- _WRITTEN INSTRUCTION_
Reproduce every entry below precisely. Pictures are excluded from the copy.

(Collected data)
## START

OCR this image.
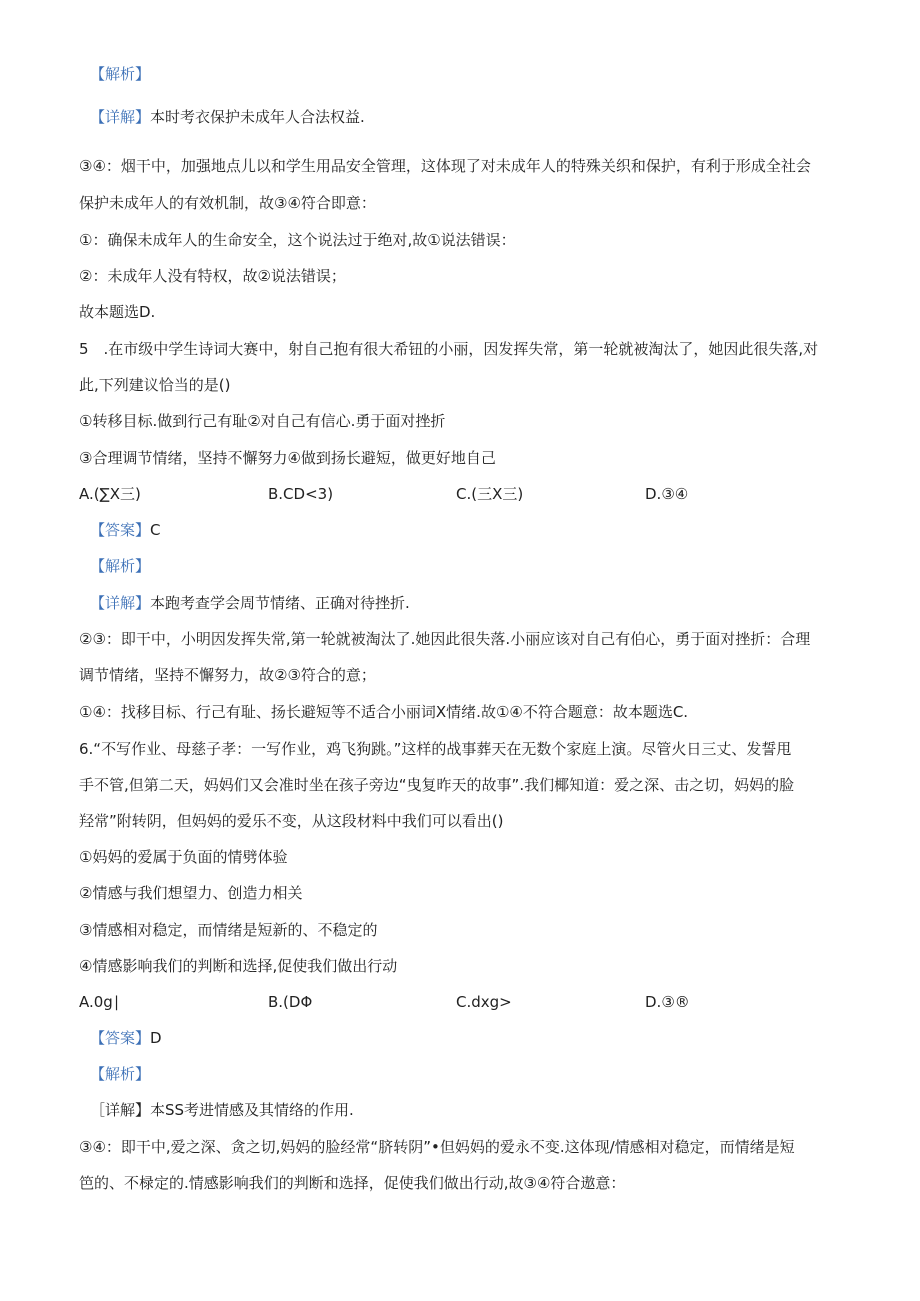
【解析】
【详解】本时考衣保护未成年人合法权益.
③④：烟干中，加强地点儿以和学生用品安全管理，这体现了对未成年人的特殊关织和保护，有利于形成全社会
保护未成年人的有效机制，故③④符合即意：
①：确保未成年人的生命安全，这个说法过于绝对,故①说法错误：
②：未成年人没有特权，故②说法错误；
故本题选D.
5　.在市级中学生诗词大赛中，射自己抱有很大希钮的小丽，因发挥失常，第一轮就被淘汰了，她因此很失落,对
此,下列建议恰当的是()
①转移目标.做到行己有耻②对自己有信心.勇于面对挫折
③合理调节情绪，坚持不懈努力④做到扬长避短，做更好地自己
A.(∑X三)	B.CD<3)	C.(三X三)	D.③④
【答案】C
【解析】
【详解】本跑考查学会周节情绪、正确对待挫折.
②③：即干中，小明因发挥失常,第一轮就被淘汰了.她因此很失落.小丽应该对自己有伯心，勇于面对挫折：合理
调节情绪，坚持不懈努力，故②③符合的意；
①④：找移目标、行己有耻、扬长避短等不适合小丽词X情绪.故①④不符合题意：故本题选C.
6.“不写作业、母慈子孝：一写作业，鸡飞狗跳。”这样的战事葬天在无数个家庭上演。尽管火日三丈、发誓甩
手不管,但第二天，妈妈们又会准时坐在孩子旁边“曳复昨天的故事”.我们椰知道：爱之深、击之切，妈妈的脸
羟常”附转阴，但妈妈的爱乐不变，从这段材料中我们可以看出()
①妈妈的爱属于负面的情劈体验
②情感与我们想望力、创造力相关
③情感相对稳定，而情绪是短新的、不稳定的
④情感影响我们的判断和选择,促使我们做出行动
A.0g∣	B.(DΦ	C.dxg>	D.③®
【答案】D
【解析】
［详解】本SS考进情感及其情络的作用.
③④：即干中,爱之深、贪之切,妈妈的脸经常“脐转阴”•但妈妈的爱永不变.这体现/情感相对稳定，而情绪是短
笆的、不椂定的.情感影响我们的判断和选择，促使我们做出行动,故③④符合遨意：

## END

- _RESULT OF THIS TASK_
OCR this image.
【解析】
【详解】本时考衣保护未成年人合法权益.
③④：烟干中，加强地点儿以和学生用品安全管理，这体现了对未成年人的特殊关织和保护，有利于形成全社会
保护未成年人的有效机制，故③④符合即意：
①：确保未成年人的生命安全，这个说法过于绝对,故①说法错误：
②：未成年人没有特权，故②说法错误；
故本题选D.
5　.在市级中学生诗词大赛中，射自己抱有很大希钮的小丽，因发挥失常，第一轮就被淘汰了，她因此很失落,对
此,下列建议恰当的是()
①转移目标.做到行己有耻②对自己有信心.勇于面对挫折
③合理调节情绪，坚持不懈努力④做到扬长避短，做更好地自己
A.(∑X三)	B.CD<3)	C.(三X三)	D.③④
【答案】C
【解析】
【详解】本跑考查学会周节情绪、正确对待挫折.
②③：即干中，小明因发挥失常,第一轮就被淘汰了.她因此很失落.小丽应该对自己有伯心，勇于面对挫折：合理
调节情绪，坚持不懈努力，故②③符合的意；
①④：找移目标、行己有耻、扬长避短等不适合小丽词X情绪.故①④不符合题意：故本题选C.
6.“不写作业、母慈子孝：一写作业，鸡飞狗跳。”这样的战事葬天在无数个家庭上演。尽管火日三丈、发誓甩
手不管,但第二天，妈妈们又会准时坐在孩子旁边“曳复昨天的故事”.我们椰知道：爱之深、击之切，妈妈的脸
羟常”附转阴，但妈妈的爱乐不变，从这段材料中我们可以看出()
①妈妈的爱属于负面的情劈体验
②情感与我们想望力、创造力相关
③情感相对稳定，而情绪是短新的、不稳定的
④情感影响我们的判断和选择,促使我们做出行动
A.0g∣	B.(DΦ	C.dxg>	D.③®
【答案】D
【解析】
［详解】本SS考进情感及其情络的作用.
③④：即干中,爱之深、贪之切,妈妈的脸经常“脐转阴”•但妈妈的爱永不变.这体现/情感相对稳定，而情绪是短
笆的、不椂定的.情感影响我们的判断和选择，促使我们做出行动,故③④符合遨意：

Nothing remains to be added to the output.